## RECORDS
-------

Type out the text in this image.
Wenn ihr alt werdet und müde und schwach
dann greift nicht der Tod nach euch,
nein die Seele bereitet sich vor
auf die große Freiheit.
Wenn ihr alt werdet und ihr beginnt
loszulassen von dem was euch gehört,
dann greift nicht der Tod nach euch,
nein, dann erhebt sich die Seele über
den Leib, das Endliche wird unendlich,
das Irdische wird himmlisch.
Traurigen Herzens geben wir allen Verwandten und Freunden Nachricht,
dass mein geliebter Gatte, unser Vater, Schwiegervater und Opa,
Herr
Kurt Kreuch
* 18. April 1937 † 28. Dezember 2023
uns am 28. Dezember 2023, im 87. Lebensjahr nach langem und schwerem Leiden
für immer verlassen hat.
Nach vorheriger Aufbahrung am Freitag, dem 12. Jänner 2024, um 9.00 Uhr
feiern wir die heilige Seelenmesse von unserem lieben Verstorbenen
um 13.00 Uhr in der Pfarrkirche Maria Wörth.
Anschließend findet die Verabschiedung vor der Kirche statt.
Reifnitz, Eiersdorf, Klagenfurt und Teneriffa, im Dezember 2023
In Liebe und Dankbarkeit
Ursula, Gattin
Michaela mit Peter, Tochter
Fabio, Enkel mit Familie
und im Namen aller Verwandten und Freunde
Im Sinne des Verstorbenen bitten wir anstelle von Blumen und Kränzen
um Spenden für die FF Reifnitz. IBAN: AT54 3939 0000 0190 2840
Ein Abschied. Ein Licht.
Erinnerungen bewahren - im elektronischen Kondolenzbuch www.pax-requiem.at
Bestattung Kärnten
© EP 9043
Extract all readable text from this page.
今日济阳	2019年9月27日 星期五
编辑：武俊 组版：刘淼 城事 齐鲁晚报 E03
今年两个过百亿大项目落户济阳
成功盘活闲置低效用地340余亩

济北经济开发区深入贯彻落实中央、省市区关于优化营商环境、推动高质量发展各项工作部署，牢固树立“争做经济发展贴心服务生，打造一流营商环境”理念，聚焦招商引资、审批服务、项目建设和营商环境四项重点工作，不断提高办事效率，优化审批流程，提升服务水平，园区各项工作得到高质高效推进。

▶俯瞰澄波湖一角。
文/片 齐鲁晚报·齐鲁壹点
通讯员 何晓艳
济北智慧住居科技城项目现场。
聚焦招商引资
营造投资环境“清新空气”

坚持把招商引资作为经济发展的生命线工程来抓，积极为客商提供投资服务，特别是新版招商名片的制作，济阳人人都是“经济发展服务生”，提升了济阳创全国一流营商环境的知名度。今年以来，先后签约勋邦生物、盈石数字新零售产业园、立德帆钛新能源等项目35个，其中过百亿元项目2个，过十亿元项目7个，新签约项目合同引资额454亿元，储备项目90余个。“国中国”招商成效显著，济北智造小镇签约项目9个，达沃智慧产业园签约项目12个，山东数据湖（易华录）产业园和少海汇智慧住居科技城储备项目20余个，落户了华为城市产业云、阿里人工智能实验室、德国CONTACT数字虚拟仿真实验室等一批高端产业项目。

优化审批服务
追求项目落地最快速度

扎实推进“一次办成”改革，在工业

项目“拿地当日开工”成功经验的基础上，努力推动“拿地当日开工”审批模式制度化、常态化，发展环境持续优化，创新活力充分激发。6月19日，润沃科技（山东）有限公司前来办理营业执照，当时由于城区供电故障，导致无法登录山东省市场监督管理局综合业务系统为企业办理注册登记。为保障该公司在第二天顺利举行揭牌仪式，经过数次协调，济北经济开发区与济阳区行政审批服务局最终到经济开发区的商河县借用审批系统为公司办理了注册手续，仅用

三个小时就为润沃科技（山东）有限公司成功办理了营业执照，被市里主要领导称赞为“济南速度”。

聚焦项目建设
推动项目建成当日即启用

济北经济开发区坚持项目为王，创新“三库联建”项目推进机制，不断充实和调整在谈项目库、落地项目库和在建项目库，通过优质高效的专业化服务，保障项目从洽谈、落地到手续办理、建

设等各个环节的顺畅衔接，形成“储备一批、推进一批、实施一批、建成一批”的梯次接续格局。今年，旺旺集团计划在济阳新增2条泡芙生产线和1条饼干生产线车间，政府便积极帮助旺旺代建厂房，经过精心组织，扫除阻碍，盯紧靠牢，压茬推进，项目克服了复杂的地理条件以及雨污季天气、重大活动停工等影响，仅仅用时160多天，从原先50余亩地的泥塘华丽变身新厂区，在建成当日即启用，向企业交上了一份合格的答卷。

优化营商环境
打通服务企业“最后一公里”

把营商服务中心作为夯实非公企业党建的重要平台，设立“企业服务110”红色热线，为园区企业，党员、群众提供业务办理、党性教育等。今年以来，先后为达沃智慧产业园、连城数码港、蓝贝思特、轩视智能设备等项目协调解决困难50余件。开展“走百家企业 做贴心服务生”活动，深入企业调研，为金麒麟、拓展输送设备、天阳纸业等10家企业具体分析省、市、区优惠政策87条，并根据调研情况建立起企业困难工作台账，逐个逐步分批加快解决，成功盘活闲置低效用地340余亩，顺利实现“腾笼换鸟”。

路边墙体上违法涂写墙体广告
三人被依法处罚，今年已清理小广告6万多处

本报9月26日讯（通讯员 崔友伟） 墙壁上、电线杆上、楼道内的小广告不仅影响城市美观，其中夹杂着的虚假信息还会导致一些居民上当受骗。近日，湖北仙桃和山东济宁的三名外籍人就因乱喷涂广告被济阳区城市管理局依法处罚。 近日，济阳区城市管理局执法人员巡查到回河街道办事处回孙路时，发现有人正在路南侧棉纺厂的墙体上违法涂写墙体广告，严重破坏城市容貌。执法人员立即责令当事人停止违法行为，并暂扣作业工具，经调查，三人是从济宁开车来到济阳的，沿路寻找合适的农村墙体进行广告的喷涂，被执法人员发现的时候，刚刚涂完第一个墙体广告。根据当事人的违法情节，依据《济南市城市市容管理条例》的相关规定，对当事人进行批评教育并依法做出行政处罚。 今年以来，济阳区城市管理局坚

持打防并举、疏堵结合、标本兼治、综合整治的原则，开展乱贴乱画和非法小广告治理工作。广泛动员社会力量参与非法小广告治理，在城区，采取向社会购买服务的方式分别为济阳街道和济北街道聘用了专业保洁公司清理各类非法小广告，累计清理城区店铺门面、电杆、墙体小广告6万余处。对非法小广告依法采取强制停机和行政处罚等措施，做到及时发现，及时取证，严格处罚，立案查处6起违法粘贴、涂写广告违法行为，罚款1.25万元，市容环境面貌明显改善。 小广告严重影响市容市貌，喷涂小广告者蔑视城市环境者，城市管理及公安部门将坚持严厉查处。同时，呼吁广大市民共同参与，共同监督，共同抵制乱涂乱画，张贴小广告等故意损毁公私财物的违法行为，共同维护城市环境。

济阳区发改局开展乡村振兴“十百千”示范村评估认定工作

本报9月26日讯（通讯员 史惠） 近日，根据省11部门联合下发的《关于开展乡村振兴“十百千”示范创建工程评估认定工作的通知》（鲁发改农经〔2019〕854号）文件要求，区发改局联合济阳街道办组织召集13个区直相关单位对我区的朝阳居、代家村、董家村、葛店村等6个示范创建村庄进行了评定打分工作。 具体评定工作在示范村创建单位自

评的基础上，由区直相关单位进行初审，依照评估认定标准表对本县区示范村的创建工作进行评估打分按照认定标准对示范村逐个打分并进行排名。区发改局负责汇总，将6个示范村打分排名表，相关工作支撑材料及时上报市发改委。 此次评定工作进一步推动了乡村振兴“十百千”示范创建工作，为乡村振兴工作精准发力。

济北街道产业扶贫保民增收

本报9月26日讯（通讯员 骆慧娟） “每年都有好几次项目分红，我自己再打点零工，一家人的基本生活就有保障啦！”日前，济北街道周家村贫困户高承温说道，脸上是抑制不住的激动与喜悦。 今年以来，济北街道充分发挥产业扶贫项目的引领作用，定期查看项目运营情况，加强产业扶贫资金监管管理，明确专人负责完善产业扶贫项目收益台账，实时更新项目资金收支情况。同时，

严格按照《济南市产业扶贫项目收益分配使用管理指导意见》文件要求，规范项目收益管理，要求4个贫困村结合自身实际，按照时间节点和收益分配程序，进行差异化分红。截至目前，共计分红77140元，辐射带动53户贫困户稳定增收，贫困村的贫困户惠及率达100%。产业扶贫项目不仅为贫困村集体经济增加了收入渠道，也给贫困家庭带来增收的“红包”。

-------

## SHORT EXERCISE
From the entries above, list each line with "wird" in it.

## ANSWER TO THE PROBLEM
den Leib, das Endliche wird unendlich,
das Irdische wird himmlisch.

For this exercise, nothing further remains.